# OBJECTIVE:
Filter the entries and keep only the lines where the string "JSON" appears.

+===+

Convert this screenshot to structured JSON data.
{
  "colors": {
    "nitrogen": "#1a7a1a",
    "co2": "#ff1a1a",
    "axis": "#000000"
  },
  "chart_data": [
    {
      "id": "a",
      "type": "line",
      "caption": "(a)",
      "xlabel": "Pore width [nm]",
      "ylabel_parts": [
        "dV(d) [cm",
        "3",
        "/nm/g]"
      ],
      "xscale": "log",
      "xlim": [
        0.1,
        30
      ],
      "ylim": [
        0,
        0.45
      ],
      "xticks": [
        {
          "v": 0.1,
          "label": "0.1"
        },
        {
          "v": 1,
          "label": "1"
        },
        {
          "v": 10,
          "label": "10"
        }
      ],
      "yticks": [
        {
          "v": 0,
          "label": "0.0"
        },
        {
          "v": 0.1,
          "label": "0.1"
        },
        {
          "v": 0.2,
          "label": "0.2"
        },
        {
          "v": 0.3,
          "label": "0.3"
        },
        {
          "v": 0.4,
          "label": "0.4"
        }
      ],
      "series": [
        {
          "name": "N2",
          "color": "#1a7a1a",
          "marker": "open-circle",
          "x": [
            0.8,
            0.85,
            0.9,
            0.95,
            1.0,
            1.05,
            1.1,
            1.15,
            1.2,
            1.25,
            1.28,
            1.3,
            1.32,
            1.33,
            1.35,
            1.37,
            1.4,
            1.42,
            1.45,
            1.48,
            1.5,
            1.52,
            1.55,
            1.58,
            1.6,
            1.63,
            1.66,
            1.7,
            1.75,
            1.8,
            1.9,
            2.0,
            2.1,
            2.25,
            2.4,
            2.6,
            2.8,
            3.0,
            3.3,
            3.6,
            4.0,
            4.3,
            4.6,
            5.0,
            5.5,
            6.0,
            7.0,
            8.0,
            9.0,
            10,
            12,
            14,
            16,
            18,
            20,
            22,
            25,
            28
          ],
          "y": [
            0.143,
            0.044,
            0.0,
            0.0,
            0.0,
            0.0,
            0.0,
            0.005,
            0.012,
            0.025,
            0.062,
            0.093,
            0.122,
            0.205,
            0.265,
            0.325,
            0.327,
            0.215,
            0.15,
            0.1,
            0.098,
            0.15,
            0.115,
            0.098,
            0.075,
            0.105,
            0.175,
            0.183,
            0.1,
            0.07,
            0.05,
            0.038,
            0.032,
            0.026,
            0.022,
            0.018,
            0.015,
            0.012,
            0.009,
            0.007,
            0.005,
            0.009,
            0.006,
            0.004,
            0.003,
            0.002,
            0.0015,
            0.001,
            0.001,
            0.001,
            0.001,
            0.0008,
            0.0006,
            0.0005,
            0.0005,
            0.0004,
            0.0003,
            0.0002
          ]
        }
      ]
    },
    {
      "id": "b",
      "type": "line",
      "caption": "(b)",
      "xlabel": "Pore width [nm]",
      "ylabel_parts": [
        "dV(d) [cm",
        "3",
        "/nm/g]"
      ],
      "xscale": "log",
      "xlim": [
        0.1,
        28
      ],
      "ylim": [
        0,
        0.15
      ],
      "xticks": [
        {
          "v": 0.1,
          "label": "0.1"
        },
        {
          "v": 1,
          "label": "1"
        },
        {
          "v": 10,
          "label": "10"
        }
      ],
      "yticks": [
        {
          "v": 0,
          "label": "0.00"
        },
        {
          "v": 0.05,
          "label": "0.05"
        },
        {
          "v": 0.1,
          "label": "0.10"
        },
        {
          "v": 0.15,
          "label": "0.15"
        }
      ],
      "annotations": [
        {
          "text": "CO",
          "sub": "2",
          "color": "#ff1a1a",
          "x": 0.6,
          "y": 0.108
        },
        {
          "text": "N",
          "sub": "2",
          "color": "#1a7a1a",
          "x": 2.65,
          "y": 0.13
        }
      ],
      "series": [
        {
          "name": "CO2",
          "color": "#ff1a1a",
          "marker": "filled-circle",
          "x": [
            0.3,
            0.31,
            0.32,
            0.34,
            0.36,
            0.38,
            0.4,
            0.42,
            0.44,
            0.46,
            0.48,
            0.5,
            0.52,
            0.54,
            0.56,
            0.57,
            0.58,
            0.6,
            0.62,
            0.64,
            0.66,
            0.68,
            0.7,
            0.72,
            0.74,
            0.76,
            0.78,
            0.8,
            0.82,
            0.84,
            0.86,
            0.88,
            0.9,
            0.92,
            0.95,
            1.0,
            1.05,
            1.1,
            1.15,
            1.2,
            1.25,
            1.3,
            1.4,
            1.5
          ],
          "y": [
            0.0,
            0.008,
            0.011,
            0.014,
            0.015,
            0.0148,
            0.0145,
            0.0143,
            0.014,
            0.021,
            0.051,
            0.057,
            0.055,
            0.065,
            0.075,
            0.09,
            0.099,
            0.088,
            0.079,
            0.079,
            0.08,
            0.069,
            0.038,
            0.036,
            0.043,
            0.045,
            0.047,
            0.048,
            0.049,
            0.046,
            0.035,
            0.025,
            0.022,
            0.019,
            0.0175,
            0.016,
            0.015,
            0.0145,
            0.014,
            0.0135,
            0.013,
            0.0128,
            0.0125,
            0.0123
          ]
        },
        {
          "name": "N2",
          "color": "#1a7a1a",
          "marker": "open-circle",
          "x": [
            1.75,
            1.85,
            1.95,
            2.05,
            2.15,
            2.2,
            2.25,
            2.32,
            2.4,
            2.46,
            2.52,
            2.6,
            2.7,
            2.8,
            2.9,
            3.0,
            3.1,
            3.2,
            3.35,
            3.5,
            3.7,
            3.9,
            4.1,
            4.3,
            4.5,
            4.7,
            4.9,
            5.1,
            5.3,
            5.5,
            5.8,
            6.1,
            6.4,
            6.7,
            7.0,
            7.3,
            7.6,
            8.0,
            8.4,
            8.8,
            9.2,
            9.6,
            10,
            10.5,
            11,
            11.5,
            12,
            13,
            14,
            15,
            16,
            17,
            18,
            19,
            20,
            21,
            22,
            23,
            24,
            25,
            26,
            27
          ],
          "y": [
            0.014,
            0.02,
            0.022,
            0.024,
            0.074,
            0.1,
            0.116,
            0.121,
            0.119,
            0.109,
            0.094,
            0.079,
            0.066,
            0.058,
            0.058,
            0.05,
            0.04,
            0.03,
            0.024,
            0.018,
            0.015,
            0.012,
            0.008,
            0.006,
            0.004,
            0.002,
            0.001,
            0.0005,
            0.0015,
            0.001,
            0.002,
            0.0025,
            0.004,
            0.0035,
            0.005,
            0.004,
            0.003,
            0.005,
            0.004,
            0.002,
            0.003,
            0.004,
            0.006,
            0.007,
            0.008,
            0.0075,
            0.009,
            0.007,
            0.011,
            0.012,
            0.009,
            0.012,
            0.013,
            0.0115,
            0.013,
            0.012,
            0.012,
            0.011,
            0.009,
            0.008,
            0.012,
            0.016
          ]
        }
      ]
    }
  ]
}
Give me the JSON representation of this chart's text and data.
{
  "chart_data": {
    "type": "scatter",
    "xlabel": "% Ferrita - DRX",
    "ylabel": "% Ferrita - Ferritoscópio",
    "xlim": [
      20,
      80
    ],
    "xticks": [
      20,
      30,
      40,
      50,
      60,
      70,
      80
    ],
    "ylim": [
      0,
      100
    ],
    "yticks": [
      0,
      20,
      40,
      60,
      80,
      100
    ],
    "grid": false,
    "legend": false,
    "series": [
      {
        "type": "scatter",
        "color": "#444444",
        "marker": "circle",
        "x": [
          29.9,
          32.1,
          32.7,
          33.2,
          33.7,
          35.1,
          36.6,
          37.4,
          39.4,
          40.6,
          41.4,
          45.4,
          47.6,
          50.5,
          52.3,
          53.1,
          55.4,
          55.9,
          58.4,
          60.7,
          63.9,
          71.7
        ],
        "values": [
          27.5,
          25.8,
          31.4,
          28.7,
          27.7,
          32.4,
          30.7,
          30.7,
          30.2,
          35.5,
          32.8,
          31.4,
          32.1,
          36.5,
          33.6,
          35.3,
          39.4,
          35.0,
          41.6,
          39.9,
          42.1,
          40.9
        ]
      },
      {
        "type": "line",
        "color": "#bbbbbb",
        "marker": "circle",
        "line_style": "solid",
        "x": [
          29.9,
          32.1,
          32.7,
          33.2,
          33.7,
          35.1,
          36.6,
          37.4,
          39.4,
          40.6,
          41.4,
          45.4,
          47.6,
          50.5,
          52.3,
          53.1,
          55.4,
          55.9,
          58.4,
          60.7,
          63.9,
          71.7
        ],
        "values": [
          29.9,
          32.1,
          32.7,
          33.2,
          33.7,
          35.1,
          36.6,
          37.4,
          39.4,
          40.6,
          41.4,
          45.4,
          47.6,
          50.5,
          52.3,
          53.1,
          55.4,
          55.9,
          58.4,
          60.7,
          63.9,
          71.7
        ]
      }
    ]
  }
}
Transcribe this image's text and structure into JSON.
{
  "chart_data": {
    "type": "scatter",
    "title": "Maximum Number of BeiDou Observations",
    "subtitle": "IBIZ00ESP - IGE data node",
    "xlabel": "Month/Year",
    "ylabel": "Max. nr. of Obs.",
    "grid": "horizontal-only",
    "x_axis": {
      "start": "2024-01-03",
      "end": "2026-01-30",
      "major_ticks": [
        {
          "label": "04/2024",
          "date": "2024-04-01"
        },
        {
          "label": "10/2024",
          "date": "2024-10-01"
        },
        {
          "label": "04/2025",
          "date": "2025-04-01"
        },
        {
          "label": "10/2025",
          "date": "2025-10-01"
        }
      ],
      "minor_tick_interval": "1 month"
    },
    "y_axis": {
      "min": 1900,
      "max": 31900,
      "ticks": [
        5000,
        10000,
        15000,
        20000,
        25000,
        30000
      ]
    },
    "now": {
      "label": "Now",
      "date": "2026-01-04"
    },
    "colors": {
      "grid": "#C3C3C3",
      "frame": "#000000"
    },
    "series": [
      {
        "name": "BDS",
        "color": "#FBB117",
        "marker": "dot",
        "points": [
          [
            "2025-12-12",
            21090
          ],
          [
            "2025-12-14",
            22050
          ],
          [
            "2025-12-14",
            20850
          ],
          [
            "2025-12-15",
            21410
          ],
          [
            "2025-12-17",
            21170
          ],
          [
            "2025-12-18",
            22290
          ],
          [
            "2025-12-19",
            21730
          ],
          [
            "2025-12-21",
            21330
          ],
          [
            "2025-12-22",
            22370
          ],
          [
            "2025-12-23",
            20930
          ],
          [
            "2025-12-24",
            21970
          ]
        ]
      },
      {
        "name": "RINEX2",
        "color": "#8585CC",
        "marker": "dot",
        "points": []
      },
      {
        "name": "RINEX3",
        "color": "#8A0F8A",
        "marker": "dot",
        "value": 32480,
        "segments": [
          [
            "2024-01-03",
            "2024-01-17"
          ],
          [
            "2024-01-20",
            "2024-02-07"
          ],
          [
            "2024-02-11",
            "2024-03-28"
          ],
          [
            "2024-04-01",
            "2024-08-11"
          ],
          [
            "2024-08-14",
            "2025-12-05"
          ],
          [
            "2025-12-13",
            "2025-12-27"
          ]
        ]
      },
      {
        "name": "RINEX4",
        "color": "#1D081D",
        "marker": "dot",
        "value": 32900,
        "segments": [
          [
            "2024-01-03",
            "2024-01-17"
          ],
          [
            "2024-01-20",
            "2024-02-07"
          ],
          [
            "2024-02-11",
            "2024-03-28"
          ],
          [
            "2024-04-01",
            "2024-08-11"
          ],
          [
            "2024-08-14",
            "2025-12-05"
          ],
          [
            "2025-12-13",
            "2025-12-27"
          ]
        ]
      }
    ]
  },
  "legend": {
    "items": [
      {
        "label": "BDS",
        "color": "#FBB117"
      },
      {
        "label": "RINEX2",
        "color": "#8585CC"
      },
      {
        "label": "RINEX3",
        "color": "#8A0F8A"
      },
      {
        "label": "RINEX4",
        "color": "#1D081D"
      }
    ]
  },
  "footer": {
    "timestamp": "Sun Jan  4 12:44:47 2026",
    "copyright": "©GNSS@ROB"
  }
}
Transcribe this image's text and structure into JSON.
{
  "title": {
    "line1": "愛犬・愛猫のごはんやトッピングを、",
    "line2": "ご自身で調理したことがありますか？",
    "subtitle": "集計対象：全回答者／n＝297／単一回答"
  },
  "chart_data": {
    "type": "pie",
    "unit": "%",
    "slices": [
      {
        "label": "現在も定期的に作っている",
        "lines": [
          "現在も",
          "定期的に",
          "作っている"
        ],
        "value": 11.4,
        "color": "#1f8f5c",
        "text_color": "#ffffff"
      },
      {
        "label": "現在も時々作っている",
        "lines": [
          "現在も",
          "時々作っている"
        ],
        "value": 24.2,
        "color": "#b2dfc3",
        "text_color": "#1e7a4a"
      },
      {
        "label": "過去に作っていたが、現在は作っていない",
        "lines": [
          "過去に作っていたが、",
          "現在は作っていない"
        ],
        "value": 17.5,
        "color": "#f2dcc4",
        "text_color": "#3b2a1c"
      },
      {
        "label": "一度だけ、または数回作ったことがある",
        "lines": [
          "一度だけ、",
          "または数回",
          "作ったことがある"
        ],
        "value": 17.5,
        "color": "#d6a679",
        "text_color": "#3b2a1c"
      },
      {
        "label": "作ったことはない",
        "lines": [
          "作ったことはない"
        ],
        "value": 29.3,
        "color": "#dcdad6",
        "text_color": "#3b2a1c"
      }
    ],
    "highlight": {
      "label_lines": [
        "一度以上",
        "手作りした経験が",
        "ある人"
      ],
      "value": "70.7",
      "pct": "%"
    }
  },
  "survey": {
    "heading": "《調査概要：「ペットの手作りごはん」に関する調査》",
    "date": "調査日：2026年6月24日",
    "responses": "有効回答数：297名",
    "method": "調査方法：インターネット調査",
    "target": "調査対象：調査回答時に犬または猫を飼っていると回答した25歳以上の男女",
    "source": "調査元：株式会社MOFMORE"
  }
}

+===+

# RESULT:
Convert this screenshot to structured JSON data.
Give me the JSON representation of this chart's text and data.
Transcribe this image's text and structure into JSON.
Transcribe this image's text and structure into JSON.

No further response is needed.